+++ Record list +++
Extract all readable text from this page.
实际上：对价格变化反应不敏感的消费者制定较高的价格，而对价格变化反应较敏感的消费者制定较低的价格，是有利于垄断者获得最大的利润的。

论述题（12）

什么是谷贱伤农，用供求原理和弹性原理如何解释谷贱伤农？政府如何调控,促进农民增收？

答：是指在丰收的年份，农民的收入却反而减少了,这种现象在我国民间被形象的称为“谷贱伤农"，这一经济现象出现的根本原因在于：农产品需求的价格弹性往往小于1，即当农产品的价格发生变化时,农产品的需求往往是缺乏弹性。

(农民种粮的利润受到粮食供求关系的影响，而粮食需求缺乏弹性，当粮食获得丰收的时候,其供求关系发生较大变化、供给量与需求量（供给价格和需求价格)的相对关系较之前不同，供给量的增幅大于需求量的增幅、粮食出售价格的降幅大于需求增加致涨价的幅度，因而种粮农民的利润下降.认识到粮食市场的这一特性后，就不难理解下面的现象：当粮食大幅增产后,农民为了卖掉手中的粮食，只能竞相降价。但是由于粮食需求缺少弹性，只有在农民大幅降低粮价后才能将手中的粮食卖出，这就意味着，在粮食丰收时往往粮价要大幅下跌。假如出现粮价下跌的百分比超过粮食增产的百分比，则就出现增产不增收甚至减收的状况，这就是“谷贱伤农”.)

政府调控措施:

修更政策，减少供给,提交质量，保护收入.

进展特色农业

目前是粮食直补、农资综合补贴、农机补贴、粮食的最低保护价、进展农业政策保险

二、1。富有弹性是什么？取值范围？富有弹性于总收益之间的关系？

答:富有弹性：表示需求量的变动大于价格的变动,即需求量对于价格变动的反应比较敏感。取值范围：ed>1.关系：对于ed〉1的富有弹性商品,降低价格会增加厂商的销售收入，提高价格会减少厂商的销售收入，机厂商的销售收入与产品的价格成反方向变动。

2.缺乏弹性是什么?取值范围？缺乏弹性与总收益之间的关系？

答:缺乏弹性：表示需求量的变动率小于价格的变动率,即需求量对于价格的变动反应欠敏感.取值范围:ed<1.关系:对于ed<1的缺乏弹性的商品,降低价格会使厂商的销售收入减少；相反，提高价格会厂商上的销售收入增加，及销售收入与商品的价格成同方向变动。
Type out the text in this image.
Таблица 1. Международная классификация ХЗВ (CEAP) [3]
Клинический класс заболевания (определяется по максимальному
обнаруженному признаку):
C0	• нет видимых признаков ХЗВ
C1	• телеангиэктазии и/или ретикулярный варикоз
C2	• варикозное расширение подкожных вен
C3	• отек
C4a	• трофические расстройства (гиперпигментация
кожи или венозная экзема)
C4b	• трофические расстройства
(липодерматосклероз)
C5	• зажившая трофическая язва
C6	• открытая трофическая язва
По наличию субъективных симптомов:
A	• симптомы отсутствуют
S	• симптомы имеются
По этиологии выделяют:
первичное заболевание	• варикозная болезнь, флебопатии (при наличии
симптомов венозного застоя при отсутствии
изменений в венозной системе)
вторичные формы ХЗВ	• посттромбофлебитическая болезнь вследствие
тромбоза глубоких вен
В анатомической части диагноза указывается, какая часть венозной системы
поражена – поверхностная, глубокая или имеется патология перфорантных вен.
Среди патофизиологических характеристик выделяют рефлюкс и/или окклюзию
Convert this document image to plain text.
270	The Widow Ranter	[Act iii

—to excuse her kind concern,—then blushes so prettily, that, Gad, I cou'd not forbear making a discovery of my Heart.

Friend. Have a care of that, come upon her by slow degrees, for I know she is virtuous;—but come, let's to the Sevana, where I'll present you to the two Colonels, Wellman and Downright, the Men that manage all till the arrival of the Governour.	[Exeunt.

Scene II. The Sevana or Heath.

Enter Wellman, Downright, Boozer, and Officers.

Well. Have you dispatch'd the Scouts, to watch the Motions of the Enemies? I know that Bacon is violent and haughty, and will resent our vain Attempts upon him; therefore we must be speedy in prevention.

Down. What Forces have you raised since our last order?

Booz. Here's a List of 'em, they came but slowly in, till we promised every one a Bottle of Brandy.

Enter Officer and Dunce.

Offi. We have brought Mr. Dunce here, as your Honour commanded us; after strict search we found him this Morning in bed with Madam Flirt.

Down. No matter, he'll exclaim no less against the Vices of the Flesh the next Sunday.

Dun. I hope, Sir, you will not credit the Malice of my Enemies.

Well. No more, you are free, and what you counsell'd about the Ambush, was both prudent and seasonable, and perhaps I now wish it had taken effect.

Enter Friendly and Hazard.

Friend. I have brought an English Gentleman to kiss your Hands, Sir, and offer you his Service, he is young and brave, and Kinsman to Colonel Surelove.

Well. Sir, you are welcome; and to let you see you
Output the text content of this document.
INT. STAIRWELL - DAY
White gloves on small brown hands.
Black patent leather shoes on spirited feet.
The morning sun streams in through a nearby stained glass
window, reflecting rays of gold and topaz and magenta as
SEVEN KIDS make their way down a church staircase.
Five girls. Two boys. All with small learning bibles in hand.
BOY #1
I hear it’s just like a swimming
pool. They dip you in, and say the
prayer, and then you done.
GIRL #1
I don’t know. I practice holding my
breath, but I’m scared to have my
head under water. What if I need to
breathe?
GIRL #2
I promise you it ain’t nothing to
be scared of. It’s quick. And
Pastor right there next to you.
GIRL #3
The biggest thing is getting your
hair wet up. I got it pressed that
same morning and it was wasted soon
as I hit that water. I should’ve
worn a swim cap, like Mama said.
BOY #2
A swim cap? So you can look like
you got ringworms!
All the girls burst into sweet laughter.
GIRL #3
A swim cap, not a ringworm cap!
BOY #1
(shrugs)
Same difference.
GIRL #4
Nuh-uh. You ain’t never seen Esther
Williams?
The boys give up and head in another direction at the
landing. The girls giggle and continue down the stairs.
+++
Requirements:
Nothing may be left out: return each entry exactly as it reads.

Solution for this problem:
Extract all readable text from this page.
实际上：对价格变化反应不敏感的消费者制定较高的价格，而对价格变化反应较敏感的消费者制定较低的价格，是有利于垄断者获得最大的利润的。

论述题（12）

什么是谷贱伤农，用供求原理和弹性原理如何解释谷贱伤农？政府如何调控,促进农民增收？

答：是指在丰收的年份，农民的收入却反而减少了,这种现象在我国民间被形象的称为“谷贱伤农"，这一经济现象出现的根本原因在于：农产品需求的价格弹性往往小于1，即当农产品的价格发生变化时,农产品的需求往往是缺乏弹性。

(农民种粮的利润受到粮食供求关系的影响，而粮食需求缺乏弹性，当粮食获得丰收的时候,其供求关系发生较大变化、供给量与需求量（供给价格和需求价格)的相对关系较之前不同，供给量的增幅大于需求量的增幅、粮食出售价格的降幅大于需求增加致涨价的幅度，因而种粮农民的利润下降.认识到粮食市场的这一特性后，就不难理解下面的现象：当粮食大幅增产后,农民为了卖掉手中的粮食，只能竞相降价。但是由于粮食需求缺少弹性，只有在农民大幅降低粮价后才能将手中的粮食卖出，这就意味着，在粮食丰收时往往粮价要大幅下跌。假如出现粮价下跌的百分比超过粮食增产的百分比，则就出现增产不增收甚至减收的状况，这就是“谷贱伤农”.)

政府调控措施:

修更政策，减少供给,提交质量，保护收入.

进展特色农业

目前是粮食直补、农资综合补贴、农机补贴、粮食的最低保护价、进展农业政策保险

二、1。富有弹性是什么？取值范围？富有弹性于总收益之间的关系？

答:富有弹性：表示需求量的变动大于价格的变动,即需求量对于价格变动的反应比较敏感。取值范围：ed>1.关系：对于ed〉1的富有弹性商品,降低价格会增加厂商的销售收入，提高价格会减少厂商的销售收入，机厂商的销售收入与产品的价格成反方向变动。

2.缺乏弹性是什么?取值范围？缺乏弹性与总收益之间的关系？

答:缺乏弹性：表示需求量的变动率小于价格的变动率,即需求量对于价格的变动反应欠敏感.取值范围:ed<1.关系:对于ed<1的缺乏弹性的商品,降低价格会使厂商的销售收入减少；相反，提高价格会厂商上的销售收入增加，及销售收入与商品的价格成同方向变动。
Type out the text in this image.
Таблица 1. Международная классификация ХЗВ (CEAP) [3]
Клинический класс заболевания (определяется по максимальному
обнаруженному признаку):
C0	• нет видимых признаков ХЗВ
C1	• телеангиэктазии и/или ретикулярный варикоз
C2	• варикозное расширение подкожных вен
C3	• отек
C4a	• трофические расстройства (гиперпигментация
кожи или венозная экзема)
C4b	• трофические расстройства
(липодерматосклероз)
C5	• зажившая трофическая язва
C6	• открытая трофическая язва
По наличию субъективных симптомов:
A	• симптомы отсутствуют
S	• симптомы имеются
По этиологии выделяют:
первичное заболевание	• варикозная болезнь, флебопатии (при наличии
симптомов венозного застоя при отсутствии
изменений в венозной системе)
вторичные формы ХЗВ	• посттромбофлебитическая болезнь вследствие
тромбоза глубоких вен
В анатомической части диагноза указывается, какая часть венозной системы
поражена – поверхностная, глубокая или имеется патология перфорантных вен.
Среди патофизиологических характеристик выделяют рефлюкс и/или окклюзию
Convert this document image to plain text.
270	The Widow Ranter	[Act iii

—to excuse her kind concern,—then blushes so prettily, that, Gad, I cou'd not forbear making a discovery of my Heart.

Friend. Have a care of that, come upon her by slow degrees, for I know she is virtuous;—but come, let's to the Sevana, where I'll present you to the two Colonels, Wellman and Downright, the Men that manage all till the arrival of the Governour.	[Exeunt.

Scene II. The Sevana or Heath.

Enter Wellman, Downright, Boozer, and Officers.

Well. Have you dispatch'd the Scouts, to watch the Motions of the Enemies? I know that Bacon is violent and haughty, and will resent our vain Attempts upon him; therefore we must be speedy in prevention.

Down. What Forces have you raised since our last order?

Booz. Here's a List of 'em, they came but slowly in, till we promised every one a Bottle of Brandy.

Enter Officer and Dunce.

Offi. We have brought Mr. Dunce here, as your Honour commanded us; after strict search we found him this Morning in bed with Madam Flirt.

Down. No matter, he'll exclaim no less against the Vices of the Flesh the next Sunday.

Dun. I hope, Sir, you will not credit the Malice of my Enemies.

Well. No more, you are free, and what you counsell'd about the Ambush, was both prudent and seasonable, and perhaps I now wish it had taken effect.

Enter Friendly and Hazard.

Friend. I have brought an English Gentleman to kiss your Hands, Sir, and offer you his Service, he is young and brave, and Kinsman to Colonel Surelove.

Well. Sir, you are welcome; and to let you see you
Output the text content of this document.
INT. STAIRWELL - DAY
White gloves on small brown hands.
Black patent leather shoes on spirited feet.
The morning sun streams in through a nearby stained glass
window, reflecting rays of gold and topaz and magenta as
SEVEN KIDS make their way down a church staircase.
Five girls. Two boys. All with small learning bibles in hand.
BOY #1
I hear it’s just like a swimming
pool. They dip you in, and say the
prayer, and then you done.
GIRL #1
I don’t know. I practice holding my
breath, but I’m scared to have my
head under water. What if I need to
breathe?
GIRL #2
I promise you it ain’t nothing to
be scared of. It’s quick. And
Pastor right there next to you.
GIRL #3
The biggest thing is getting your
hair wet up. I got it pressed that
same morning and it was wasted soon
as I hit that water. I should’ve
worn a swim cap, like Mama said.
BOY #2
A swim cap? So you can look like
you got ringworms!
All the girls burst into sweet laughter.
GIRL #3
A swim cap, not a ringworm cap!
BOY #1
(shrugs)
Same difference.
GIRL #4
Nuh-uh. You ain’t never seen Esther
Williams?
The boys give up and head in another direction at the
landing. The girls giggle and continue down the stairs.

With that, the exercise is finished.